### WHAT TO PRODUCE
Lines containing "fairly" are to be counted. Give the number and nothing more.

### RECORDS FOR THIS EXERCISE

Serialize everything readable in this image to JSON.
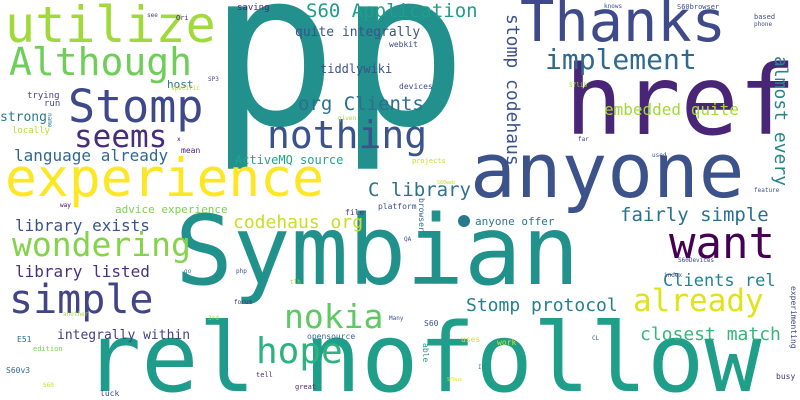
{
  "words": [
    {
      "id": "p-1",
      "text": "p",
      "color": "#22908c"
    },
    {
      "id": "p-2",
      "text": "p",
      "color": "#22908c"
    },
    {
      "id": "symbian",
      "text": "Symbian",
      "color": "#21918c"
    },
    {
      "id": "rel",
      "text": "rel",
      "color": "#1e9b8a"
    },
    {
      "id": "nofollow",
      "text": "nofollow",
      "color": "#1f9e89"
    },
    {
      "id": "href",
      "text": "href",
      "color": "#482576"
    },
    {
      "id": "anyone",
      "text": "anyone",
      "color": "#3b528b"
    },
    {
      "id": "thanks",
      "text": "Thanks",
      "color": "#3e4a89"
    },
    {
      "id": "experience",
      "text": "experience",
      "color": "#fde725"
    },
    {
      "id": "utilize",
      "text": "utilize",
      "color": "#a0da39"
    },
    {
      "id": "although",
      "text": "Although",
      "color": "#6ece58"
    },
    {
      "id": "stomp",
      "text": "Stomp",
      "color": "#3e4989"
    },
    {
      "id": "seems",
      "text": "seems",
      "color": "#472d7b"
    },
    {
      "id": "want",
      "text": "want",
      "color": "#440154"
    },
    {
      "id": "wondering",
      "text": "wondering",
      "color": "#84d44b"
    },
    {
      "id": "simple",
      "text": "simple",
      "color": "#414487"
    },
    {
      "id": "hope",
      "text": "hope",
      "color": "#2db27d"
    },
    {
      "id": "nokia",
      "text": "nokia",
      "color": "#5ec962"
    },
    {
      "id": "nothing",
      "text": "nothing",
      "color": "#3b528b"
    },
    {
      "id": "implement",
      "text": "implement",
      "color": "#30698e"
    },
    {
      "id": "already",
      "text": "already",
      "color": "#dfe318"
    },
    {
      "id": "s60-application",
      "text": "S60 Application",
      "color": "#1f9e89"
    },
    {
      "id": "org-clients",
      "text": "org Clients",
      "color": "#2d708e"
    },
    {
      "id": "stomp-codehaus",
      "text": "stomp codehaus",
      "color": "#3b528b"
    },
    {
      "id": "almost-every",
      "text": "almost every",
      "color": "#25848e"
    },
    {
      "id": "embedded-quite",
      "text": "embedded quite",
      "color": "#a0da39"
    },
    {
      "id": "language-already",
      "text": "language already",
      "color": "#31688e"
    },
    {
      "id": "library-exists",
      "text": "library exists",
      "color": "#3b528b"
    },
    {
      "id": "library-listed",
      "text": "library listed",
      "color": "#46337e"
    },
    {
      "id": "c-library",
      "text": "C library",
      "color": "#2c728e"
    },
    {
      "id": "codehaus-org",
      "text": "codehaus org",
      "color": "#c8e020"
    },
    {
      "id": "fairly-simple",
      "text": "fairly simple",
      "color": "#2d708e"
    },
    {
      "id": "clients-rel",
      "text": "Clients rel",
      "color": "#26828e"
    },
    {
      "id": "stomp-protocol",
      "text": "Stomp protocol",
      "color": "#277f8e"
    },
    {
      "id": "closest-match",
      "text": "closest match",
      "color": "#35b779"
    },
    {
      "id": "integrally-within",
      "text": "integrally within",
      "color": "#424086"
    },
    {
      "id": "quite-integrally",
      "text": "quite integrally",
      "color": "#3b528b"
    },
    {
      "id": "tiddlywiki",
      "text": "tiddlywiki",
      "color": "#3b528b"
    },
    {
      "id": "activemq-source",
      "text": "ActiveMQ source",
      "color": "#21a685"
    },
    {
      "id": "advice-experience",
      "text": "advice experience",
      "color": "#7ad151"
    },
    {
      "id": "anyone-offer",
      "text": "anyone offer",
      "color": "#2a788e"
    },
    {
      "id": "strong",
      "text": "strong",
      "color": "#2a788e"
    },
    {
      "id": "trying",
      "text": "trying",
      "color": "#414487"
    },
    {
      "id": "run",
      "text": "run",
      "color": "#3e4989"
    },
    {
      "id": "host",
      "text": "host",
      "color": "#2a788e"
    },
    {
      "id": "locally",
      "text": "locally",
      "color": "#b5de2b"
    },
    {
      "id": "saving",
      "text": "saving",
      "color": "#482878"
    },
    {
      "id": "webkit",
      "text": "webkit",
      "color": "#3e4989"
    },
    {
      "id": "devices",
      "text": "devices",
      "color": "#3e4989"
    },
    {
      "id": "specific",
      "text": "specific",
      "color": "#b5de2b"
    },
    {
      "id": "mean",
      "text": "mean",
      "color": "#482677"
    },
    {
      "id": "file",
      "text": "file",
      "color": "#46337e"
    },
    {
      "id": "platform",
      "text": "platform",
      "color": "#3b528b"
    },
    {
      "id": "projects",
      "text": "projects",
      "color": "#c2df23"
    },
    {
      "id": "browser",
      "text": "browser",
      "color": "#31688e"
    },
    {
      "id": "opensource",
      "text": "opensource",
      "color": "#31688e"
    },
    {
      "id": "e51",
      "text": "E51",
      "color": "#2c728e"
    },
    {
      "id": "edition",
      "text": "edition",
      "color": "#73d056"
    },
    {
      "id": "s60v3",
      "text": "S60v3",
      "color": "#31688e"
    },
    {
      "id": "luck",
      "text": "luck",
      "color": "#3e4989"
    },
    {
      "id": "tell",
      "text": "tell",
      "color": "#472d7b"
    },
    {
      "id": "great",
      "text": "great",
      "color": "#472d7b"
    },
    {
      "id": "able",
      "text": "able",
      "color": "#21918c"
    },
    {
      "id": "uses",
      "text": "uses",
      "color": "#d8e219"
    },
    {
      "id": "work",
      "text": "work",
      "color": "#d8e219"
    },
    {
      "id": "s60",
      "text": "S60",
      "color": "#3b528b"
    },
    {
      "id": "many",
      "text": "Many",
      "color": "#3b528b"
    },
    {
      "id": "busy",
      "text": "busy",
      "color": "#46337e"
    },
    {
      "id": "experimenting",
      "text": "experimenting",
      "color": "#3e4989"
    },
    {
      "id": "forum",
      "text": "forum",
      "color": "#46327e"
    },
    {
      "id": "php",
      "text": "php",
      "color": "#3e4989"
    },
    {
      "id": "go",
      "text": "go",
      "color": "#2a788e"
    },
    {
      "id": "way",
      "text": "way",
      "color": "#440154"
    },
    {
      "id": "another",
      "text": "another",
      "color": "#a5db36"
    },
    {
      "id": "x",
      "text": "x",
      "color": "#440154"
    },
    {
      "id": "see",
      "text": "see",
      "color": "#3e4989"
    },
    {
      "id": "ori",
      "text": "Ori",
      "color": "#472d7b"
    },
    {
      "id": "knows",
      "text": "knows",
      "color": "#3e4989"
    },
    {
      "id": "s60browser",
      "text": "S60browser",
      "color": "#3b528b"
    },
    {
      "id": "based",
      "text": "based",
      "color": "#3e4989"
    },
    {
      "id": "phone",
      "text": "phone",
      "color": "#3e4989"
    },
    {
      "id": "feature",
      "text": "feature",
      "color": "#3b528b"
    },
    {
      "id": "used",
      "text": "used",
      "color": "#3b528b"
    },
    {
      "id": "index",
      "text": "index",
      "color": "#3e4989"
    },
    {
      "id": "s60devices",
      "text": "S60Devices",
      "color": "#3e4989"
    },
    {
      "id": "given",
      "text": "given",
      "color": "#a0da39"
    },
    {
      "id": "far",
      "text": "far",
      "color": "#3e4989"
    },
    {
      "id": "name",
      "text": "name",
      "color": "#2a788e"
    },
    {
      "id": "qa",
      "text": "QA",
      "color": "#3b528b"
    },
    {
      "id": "ie",
      "text": "IE",
      "color": "#21918c"
    },
    {
      "id": "s60web",
      "text": "S60web",
      "color": "#c2df23"
    },
    {
      "id": "sflib",
      "text": "Sflib",
      "color": "#a0da39"
    },
    {
      "id": "tlh",
      "text": "tlh",
      "color": "#a0da39"
    },
    {
      "id": "3rd",
      "text": "3rd",
      "color": "#a0da39"
    },
    {
      "id": "sp3",
      "text": "SP3",
      "color": "#3e4989"
    },
    {
      "id": "sfbus",
      "text": "SFbus",
      "color": "#d8e219"
    },
    {
      "id": "cl",
      "text": "CL",
      "color": "#3b528b"
    },
    {
      "id": "s60-small",
      "text": "S60",
      "color": "#c8e020"
    }
  ]
}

### RESPONSE TO THE TASK
2